▸ TASK STATEMENT
Identify the lines that contain the word "Status" and copy each one.

━━ GIVEN RECORDS ━━

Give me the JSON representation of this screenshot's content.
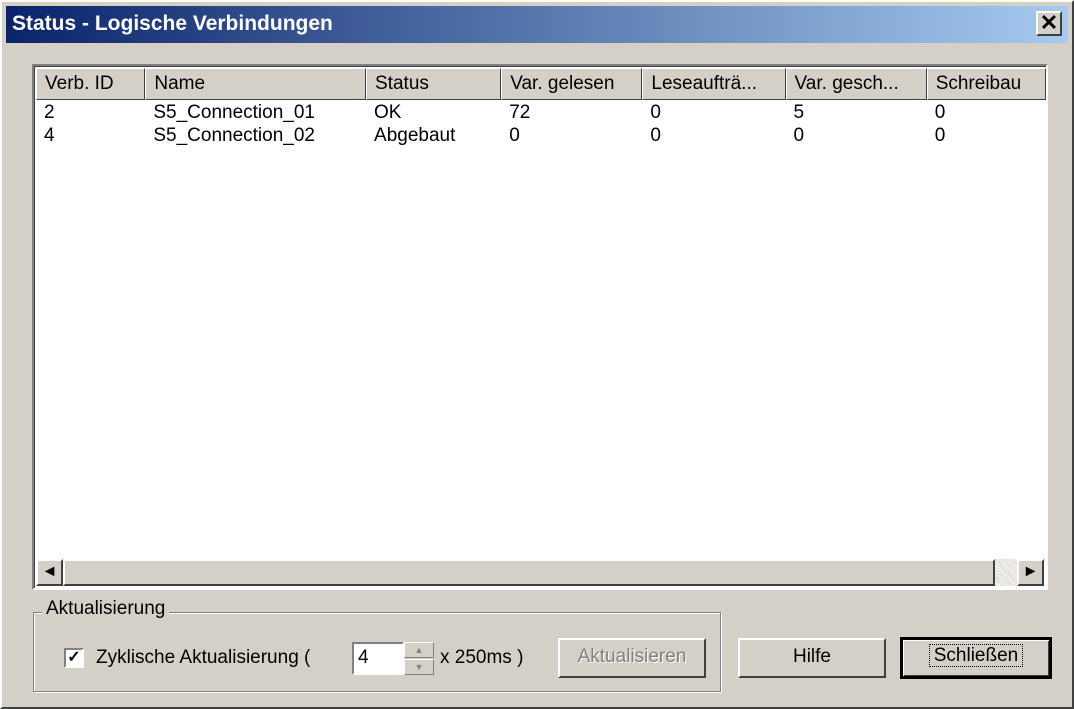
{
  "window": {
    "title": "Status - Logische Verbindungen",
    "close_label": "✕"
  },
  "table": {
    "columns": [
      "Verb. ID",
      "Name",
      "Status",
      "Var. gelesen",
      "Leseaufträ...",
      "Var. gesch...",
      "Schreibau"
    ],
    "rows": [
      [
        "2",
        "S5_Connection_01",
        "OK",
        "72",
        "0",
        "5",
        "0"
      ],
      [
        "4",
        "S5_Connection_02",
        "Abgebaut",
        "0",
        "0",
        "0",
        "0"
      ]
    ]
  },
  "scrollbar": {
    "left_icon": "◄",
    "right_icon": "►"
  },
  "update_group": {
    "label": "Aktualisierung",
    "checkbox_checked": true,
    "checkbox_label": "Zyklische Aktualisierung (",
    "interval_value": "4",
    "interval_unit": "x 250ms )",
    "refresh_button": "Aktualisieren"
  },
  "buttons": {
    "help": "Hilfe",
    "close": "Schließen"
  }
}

━━━
━━ GIVEN RECORDS ━━

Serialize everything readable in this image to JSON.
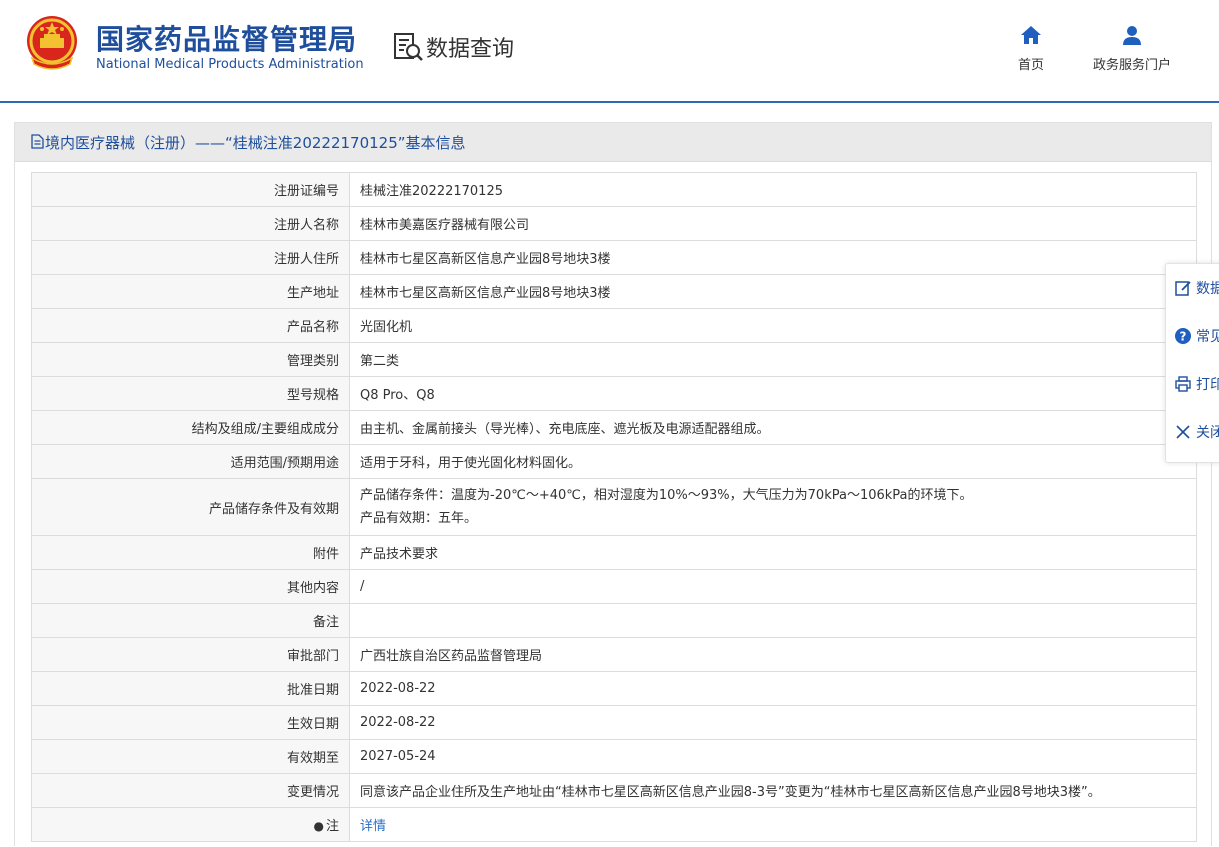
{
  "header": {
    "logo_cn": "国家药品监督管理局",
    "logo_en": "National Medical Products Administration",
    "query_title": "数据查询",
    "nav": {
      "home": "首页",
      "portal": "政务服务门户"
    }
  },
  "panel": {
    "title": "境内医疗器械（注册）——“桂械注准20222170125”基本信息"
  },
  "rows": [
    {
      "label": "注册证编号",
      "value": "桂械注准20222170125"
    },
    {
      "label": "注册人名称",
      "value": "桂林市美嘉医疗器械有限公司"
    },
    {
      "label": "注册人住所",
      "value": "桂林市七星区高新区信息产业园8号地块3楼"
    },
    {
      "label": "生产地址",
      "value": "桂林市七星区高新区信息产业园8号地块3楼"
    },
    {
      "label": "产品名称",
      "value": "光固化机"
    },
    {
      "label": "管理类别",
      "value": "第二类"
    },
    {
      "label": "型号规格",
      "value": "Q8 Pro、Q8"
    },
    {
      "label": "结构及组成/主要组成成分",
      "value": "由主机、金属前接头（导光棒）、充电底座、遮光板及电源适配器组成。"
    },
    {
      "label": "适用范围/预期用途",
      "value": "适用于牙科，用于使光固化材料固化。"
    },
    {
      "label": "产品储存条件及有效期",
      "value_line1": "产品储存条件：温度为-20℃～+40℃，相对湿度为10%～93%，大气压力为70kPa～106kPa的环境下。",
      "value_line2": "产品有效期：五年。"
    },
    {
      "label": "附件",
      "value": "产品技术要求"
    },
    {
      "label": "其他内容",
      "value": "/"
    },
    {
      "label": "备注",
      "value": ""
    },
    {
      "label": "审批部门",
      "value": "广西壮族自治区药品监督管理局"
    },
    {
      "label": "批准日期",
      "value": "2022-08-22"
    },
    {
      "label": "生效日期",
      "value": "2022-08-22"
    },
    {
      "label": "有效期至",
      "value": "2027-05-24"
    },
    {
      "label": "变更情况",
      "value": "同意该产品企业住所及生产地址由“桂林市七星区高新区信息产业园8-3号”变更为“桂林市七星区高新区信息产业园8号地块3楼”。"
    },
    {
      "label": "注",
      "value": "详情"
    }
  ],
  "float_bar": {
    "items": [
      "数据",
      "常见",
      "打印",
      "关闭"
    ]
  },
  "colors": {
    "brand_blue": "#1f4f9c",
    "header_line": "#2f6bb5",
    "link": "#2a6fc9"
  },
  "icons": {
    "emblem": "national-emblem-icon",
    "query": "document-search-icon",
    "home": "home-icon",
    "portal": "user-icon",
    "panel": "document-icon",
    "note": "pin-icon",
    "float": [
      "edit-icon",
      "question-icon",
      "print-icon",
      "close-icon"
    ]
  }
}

━━━

▸ RESPONSE
    "title": "Status - Logische Verbindungen",
      "Status",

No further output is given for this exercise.